- **Provided data**:
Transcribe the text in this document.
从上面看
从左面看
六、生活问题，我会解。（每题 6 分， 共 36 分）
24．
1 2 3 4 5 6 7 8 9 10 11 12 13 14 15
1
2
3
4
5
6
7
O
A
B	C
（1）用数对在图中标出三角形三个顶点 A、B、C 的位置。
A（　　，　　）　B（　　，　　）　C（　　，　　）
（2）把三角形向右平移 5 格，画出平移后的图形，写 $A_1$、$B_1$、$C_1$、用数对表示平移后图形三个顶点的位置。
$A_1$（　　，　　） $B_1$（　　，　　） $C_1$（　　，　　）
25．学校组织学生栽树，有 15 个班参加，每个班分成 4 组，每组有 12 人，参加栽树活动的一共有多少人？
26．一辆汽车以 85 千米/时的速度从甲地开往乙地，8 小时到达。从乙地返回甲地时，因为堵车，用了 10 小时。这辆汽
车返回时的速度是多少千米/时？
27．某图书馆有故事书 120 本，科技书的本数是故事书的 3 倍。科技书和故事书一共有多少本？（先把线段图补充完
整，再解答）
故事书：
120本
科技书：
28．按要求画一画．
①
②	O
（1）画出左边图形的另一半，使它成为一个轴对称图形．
==
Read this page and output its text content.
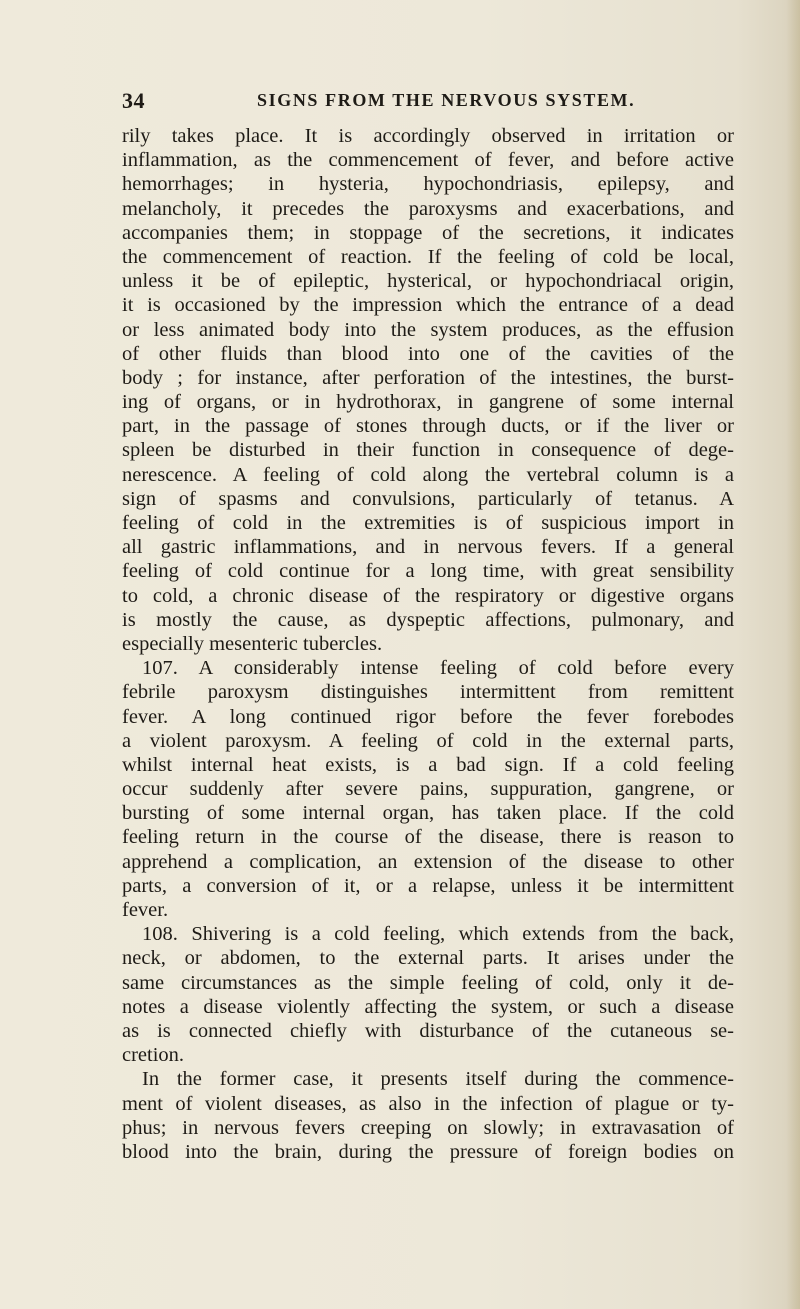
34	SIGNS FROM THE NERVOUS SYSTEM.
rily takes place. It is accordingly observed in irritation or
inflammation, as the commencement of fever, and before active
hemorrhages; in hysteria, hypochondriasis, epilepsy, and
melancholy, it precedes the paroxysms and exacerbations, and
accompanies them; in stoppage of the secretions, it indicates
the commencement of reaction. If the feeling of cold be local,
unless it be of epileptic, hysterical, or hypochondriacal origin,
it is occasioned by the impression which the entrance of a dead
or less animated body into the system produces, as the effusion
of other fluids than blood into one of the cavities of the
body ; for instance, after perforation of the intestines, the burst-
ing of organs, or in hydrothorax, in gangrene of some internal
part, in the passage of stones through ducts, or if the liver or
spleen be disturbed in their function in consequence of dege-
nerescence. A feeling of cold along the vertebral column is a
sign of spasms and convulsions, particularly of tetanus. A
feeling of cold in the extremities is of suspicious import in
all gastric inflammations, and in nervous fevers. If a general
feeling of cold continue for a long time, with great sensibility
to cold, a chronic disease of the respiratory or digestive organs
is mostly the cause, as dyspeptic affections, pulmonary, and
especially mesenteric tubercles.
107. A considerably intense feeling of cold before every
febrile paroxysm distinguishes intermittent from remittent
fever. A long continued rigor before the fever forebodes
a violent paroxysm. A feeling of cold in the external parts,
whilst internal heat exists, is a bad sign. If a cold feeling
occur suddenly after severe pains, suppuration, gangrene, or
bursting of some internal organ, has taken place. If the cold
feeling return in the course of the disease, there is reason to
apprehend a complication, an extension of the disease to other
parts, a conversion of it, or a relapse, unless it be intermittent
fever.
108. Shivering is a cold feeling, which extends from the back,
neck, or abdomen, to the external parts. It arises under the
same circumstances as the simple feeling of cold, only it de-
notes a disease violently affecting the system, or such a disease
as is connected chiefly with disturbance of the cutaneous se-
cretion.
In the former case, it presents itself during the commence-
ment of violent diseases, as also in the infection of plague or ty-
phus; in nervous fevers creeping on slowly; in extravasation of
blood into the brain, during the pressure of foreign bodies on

- **Given instruction**:
Examine the records and pull out every line where the string "text" occurs.

- **Result of this exercise**:
Transcribe the text in this document.
Read this page and output its text content.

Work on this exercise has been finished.